**WHAT YOU HAVE TO DO:** Every record that follows should be printed verbatim.

==== RECORDS SHOWN

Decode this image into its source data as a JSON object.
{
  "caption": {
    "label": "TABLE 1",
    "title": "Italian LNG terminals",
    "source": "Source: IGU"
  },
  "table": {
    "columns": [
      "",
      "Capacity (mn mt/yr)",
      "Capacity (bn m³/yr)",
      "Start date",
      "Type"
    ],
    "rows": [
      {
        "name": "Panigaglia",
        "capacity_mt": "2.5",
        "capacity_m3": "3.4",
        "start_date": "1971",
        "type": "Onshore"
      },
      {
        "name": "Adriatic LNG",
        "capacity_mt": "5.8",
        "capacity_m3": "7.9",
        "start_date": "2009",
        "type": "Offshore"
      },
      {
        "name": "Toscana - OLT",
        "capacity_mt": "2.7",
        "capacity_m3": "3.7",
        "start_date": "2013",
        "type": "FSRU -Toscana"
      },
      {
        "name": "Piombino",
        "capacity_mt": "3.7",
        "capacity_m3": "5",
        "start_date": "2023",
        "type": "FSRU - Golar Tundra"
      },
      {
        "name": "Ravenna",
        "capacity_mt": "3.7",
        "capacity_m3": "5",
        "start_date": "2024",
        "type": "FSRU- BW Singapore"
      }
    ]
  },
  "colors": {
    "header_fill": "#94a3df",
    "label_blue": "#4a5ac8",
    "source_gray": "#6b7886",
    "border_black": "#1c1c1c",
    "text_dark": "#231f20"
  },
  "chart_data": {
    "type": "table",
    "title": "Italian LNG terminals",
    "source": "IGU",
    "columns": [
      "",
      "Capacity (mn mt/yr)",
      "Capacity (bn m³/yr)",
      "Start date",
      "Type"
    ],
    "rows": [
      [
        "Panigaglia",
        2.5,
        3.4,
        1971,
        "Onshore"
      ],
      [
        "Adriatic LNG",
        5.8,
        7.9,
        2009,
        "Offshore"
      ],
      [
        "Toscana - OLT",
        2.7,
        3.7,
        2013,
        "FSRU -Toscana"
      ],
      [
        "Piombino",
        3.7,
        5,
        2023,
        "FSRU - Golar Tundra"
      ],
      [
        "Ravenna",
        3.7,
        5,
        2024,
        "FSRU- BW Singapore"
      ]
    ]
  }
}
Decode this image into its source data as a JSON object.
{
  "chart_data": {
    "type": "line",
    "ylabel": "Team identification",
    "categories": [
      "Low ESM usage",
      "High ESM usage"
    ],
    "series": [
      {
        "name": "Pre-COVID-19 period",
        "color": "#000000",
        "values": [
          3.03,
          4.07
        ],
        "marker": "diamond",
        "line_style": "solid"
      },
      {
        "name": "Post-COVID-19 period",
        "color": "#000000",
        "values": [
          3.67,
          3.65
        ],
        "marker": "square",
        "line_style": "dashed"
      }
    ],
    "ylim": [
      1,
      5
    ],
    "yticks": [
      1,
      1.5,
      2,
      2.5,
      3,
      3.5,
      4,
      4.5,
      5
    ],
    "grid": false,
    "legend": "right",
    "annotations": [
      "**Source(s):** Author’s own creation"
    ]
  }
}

========

**REPLY TO THE TASK:**
Decode this image into its source data as a JSON object.
{
  "caption": {
    "label": "TABLE 1",
    "title": "Italian LNG terminals",
    "source": "Source: IGU"
  },
  "table": {
    "columns": [
      "",
      "Capacity (mn mt/yr)",
      "Capacity (bn m³/yr)",
      "Start date",
      "Type"
    ],
    "rows": [
      {
        "name": "Panigaglia",
        "capacity_mt": "2.5",
        "capacity_m3": "3.4",
        "start_date": "1971",
        "type": "Onshore"
      },
      {
        "name": "Adriatic LNG",
        "capacity_mt": "5.8",
        "capacity_m3": "7.9",
        "start_date": "2009",
        "type": "Offshore"
      },
      {
        "name": "Toscana - OLT",
        "capacity_mt": "2.7",
        "capacity_m3": "3.7",
        "start_date": "2013",
        "type": "FSRU -Toscana"
      },
      {
        "name": "Piombino",
        "capacity_mt": "3.7",
        "capacity_m3": "5",
        "start_date": "2023",
        "type": "FSRU - Golar Tundra"
      },
      {
        "name": "Ravenna",
        "capacity_mt": "3.7",
        "capacity_m3": "5",
        "start_date": "2024",
        "type": "FSRU- BW Singapore"
      }
    ]
  },
  "colors": {
    "header_fill": "#94a3df",
    "label_blue": "#4a5ac8",
    "source_gray": "#6b7886",
    "border_black": "#1c1c1c",
    "text_dark": "#231f20"
  },
  "chart_data": {
    "type": "table",
    "title": "Italian LNG terminals",
    "source": "IGU",
    "columns": [
      "",
      "Capacity (mn mt/yr)",
      "Capacity (bn m³/yr)",
      "Start date",
      "Type"
    ],
    "rows": [
      [
        "Panigaglia",
        2.5,
        3.4,
        1971,
        "Onshore"
      ],
      [
        "Adriatic LNG",
        5.8,
        7.9,
        2009,
        "Offshore"
      ],
      [
        "Toscana - OLT",
        2.7,
        3.7,
        2013,
        "FSRU -Toscana"
      ],
      [
        "Piombino",
        3.7,
        5,
        2023,
        "FSRU - Golar Tundra"
      ],
      [
        "Ravenna",
        3.7,
        5,
        2024,
        "FSRU- BW Singapore"
      ]
    ]
  }
}
Decode this image into its source data as a JSON object.
{
  "chart_data": {
    "type": "line",
    "ylabel": "Team identification",
    "categories": [
      "Low ESM usage",
      "High ESM usage"
    ],
    "series": [
      {
        "name": "Pre-COVID-19 period",
        "color": "#000000",
        "values": [
          3.03,
          4.07
        ],
        "marker": "diamond",
        "line_style": "solid"
      },
      {
        "name": "Post-COVID-19 period",
        "color": "#000000",
        "values": [
          3.67,
          3.65
        ],
        "marker": "square",
        "line_style": "dashed"
      }
    ],
    "ylim": [
      1,
      5
    ],
    "yticks": [
      1,
      1.5,
      2,
      2.5,
      3,
      3.5,
      4,
      4.5,
      5
    ],
    "grid": false,
    "legend": "right",
    "annotations": [
      "**Source(s):** Author’s own creation"
    ]
  }
}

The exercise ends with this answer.